RECORDS SHOWN
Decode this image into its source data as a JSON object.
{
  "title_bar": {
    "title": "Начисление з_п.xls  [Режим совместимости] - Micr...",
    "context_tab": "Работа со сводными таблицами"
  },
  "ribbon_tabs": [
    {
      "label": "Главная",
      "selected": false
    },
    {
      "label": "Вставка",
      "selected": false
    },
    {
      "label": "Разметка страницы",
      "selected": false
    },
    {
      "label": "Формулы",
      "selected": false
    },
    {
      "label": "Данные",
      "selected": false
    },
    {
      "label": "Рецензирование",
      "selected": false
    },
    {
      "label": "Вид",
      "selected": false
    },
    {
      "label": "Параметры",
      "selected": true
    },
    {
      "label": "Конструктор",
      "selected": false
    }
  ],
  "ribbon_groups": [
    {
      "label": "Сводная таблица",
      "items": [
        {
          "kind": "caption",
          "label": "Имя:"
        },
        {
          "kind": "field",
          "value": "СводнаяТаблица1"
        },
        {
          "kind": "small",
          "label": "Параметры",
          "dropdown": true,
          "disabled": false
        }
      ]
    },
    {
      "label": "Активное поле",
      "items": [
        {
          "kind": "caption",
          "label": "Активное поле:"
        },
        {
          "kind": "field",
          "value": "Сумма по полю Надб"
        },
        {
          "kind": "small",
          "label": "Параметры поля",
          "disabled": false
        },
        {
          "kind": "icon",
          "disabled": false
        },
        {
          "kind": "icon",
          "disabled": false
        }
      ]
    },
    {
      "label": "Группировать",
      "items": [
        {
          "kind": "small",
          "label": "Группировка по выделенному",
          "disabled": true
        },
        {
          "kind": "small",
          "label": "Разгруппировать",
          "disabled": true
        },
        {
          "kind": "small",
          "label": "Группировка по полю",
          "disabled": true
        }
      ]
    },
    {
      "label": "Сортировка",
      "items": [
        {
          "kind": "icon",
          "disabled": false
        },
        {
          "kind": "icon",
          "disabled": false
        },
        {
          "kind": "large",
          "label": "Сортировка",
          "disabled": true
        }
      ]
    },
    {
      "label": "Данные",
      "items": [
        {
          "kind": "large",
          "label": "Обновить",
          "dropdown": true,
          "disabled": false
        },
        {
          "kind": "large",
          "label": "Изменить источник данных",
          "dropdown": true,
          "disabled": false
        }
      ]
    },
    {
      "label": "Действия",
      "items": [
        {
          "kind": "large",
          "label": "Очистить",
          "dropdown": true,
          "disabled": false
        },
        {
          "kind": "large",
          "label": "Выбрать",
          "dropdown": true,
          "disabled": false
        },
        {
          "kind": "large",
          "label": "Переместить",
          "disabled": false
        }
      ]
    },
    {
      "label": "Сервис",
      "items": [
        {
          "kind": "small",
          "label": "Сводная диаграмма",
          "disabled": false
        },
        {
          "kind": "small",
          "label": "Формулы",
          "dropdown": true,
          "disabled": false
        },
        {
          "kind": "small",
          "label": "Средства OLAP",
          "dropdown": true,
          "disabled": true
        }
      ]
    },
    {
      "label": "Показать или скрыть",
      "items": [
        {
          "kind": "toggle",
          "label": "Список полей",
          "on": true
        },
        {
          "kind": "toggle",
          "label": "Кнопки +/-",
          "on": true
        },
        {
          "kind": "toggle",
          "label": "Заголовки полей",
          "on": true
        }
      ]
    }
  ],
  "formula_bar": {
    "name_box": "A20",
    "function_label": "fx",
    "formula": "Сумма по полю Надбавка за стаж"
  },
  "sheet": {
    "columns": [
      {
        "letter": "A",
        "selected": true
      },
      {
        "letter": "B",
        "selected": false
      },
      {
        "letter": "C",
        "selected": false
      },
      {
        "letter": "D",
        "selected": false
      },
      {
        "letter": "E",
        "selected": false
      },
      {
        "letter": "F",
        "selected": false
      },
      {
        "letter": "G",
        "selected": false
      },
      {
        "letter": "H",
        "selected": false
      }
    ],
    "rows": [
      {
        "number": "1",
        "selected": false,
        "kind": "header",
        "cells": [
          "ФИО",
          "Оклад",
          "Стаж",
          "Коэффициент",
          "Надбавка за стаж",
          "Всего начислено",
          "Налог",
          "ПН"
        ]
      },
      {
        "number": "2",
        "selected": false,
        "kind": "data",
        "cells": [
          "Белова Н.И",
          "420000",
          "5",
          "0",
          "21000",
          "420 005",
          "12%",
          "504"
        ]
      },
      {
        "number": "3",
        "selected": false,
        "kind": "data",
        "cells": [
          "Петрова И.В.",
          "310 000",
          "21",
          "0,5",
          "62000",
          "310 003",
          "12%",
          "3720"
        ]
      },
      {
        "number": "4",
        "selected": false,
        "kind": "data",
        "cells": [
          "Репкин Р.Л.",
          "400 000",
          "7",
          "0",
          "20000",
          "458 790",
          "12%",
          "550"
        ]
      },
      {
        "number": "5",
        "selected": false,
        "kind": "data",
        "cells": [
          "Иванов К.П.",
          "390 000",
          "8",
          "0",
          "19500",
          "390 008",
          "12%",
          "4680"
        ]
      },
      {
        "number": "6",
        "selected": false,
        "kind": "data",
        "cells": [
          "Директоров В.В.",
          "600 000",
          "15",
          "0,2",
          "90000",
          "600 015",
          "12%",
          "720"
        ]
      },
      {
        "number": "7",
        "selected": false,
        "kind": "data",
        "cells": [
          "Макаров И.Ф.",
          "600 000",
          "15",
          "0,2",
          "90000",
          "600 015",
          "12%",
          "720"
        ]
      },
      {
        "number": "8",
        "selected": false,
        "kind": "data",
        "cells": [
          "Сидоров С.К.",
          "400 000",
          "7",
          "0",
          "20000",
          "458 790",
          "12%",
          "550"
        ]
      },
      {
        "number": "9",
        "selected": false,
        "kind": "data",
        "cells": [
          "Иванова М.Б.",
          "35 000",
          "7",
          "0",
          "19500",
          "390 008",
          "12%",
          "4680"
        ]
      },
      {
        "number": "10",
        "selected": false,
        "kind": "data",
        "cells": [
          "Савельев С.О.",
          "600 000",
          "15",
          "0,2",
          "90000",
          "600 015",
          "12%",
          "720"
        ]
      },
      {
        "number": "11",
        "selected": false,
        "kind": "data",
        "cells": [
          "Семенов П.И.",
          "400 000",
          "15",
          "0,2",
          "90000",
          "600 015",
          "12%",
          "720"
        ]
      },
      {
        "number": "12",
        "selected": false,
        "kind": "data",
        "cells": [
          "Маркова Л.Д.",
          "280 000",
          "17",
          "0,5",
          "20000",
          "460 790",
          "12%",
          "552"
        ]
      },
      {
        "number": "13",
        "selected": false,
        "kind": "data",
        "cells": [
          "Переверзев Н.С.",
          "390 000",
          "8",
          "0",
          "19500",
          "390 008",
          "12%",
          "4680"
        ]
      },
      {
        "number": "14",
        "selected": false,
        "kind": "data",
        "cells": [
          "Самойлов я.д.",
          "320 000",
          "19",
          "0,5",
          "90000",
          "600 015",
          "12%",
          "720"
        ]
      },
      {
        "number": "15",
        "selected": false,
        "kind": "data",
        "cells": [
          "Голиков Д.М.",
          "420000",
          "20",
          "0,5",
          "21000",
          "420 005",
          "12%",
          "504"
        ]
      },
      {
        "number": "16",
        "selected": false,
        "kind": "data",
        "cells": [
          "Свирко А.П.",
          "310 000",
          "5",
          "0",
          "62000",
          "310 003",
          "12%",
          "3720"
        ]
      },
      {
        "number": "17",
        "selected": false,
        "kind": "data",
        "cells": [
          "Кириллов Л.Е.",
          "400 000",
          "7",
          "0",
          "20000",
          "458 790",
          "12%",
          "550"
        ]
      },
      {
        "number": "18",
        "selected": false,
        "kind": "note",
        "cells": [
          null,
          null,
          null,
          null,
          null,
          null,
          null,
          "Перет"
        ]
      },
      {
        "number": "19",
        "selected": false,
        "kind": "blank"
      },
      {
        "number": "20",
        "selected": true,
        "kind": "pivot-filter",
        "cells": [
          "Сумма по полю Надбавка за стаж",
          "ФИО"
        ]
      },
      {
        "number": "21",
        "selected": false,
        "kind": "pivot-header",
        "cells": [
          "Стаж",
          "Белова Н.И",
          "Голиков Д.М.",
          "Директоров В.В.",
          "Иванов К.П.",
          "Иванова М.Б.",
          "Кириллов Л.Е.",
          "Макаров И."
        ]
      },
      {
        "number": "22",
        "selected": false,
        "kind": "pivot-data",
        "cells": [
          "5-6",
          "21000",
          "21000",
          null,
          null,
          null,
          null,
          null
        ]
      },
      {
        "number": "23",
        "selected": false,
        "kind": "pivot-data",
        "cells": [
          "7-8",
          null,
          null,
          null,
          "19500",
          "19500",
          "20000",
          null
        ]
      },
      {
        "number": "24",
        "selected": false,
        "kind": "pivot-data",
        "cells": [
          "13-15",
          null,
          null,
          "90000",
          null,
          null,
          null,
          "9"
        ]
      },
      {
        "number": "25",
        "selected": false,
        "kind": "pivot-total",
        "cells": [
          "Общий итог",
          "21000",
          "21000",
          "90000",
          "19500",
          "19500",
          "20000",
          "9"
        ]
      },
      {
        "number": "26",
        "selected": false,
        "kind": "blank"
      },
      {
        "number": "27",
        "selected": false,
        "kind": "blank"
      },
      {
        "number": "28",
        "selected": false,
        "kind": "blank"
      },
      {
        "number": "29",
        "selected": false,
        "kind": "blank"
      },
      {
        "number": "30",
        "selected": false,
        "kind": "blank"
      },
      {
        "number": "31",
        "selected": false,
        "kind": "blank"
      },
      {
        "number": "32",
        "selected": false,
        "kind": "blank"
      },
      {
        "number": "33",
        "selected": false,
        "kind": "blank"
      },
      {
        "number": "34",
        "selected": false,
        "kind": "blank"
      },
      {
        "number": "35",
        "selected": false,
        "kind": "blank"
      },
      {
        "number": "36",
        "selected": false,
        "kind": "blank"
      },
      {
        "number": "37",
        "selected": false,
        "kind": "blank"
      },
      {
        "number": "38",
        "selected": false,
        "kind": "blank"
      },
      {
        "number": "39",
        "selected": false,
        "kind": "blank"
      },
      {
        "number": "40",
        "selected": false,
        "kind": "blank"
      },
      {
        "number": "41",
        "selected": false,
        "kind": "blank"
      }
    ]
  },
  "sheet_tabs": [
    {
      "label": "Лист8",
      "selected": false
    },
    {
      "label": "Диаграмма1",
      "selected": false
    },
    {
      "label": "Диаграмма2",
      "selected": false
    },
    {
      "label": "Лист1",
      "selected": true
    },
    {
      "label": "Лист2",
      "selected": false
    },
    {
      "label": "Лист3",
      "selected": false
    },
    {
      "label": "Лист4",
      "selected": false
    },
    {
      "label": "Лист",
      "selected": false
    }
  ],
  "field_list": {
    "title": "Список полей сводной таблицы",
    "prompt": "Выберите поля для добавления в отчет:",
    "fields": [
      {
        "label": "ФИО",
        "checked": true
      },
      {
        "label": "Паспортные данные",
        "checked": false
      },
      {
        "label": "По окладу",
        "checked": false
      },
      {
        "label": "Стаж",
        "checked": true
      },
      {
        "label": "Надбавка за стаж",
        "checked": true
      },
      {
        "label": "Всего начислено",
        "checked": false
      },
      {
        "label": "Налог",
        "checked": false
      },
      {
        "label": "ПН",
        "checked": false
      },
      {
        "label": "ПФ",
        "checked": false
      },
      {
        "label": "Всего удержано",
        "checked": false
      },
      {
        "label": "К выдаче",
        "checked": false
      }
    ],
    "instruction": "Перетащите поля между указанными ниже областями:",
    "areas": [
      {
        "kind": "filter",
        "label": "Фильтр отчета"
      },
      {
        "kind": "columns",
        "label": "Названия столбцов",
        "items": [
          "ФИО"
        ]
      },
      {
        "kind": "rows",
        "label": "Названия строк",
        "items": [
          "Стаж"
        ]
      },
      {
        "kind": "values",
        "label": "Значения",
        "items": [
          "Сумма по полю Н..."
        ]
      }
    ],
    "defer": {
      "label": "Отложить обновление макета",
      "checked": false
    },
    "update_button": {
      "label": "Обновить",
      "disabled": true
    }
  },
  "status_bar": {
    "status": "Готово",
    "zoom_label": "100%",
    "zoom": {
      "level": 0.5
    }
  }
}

EXERCISE DESCRIPTION
Only the number is wanted: how many lines of the material contain the word "Названия"?

THE RESULT
2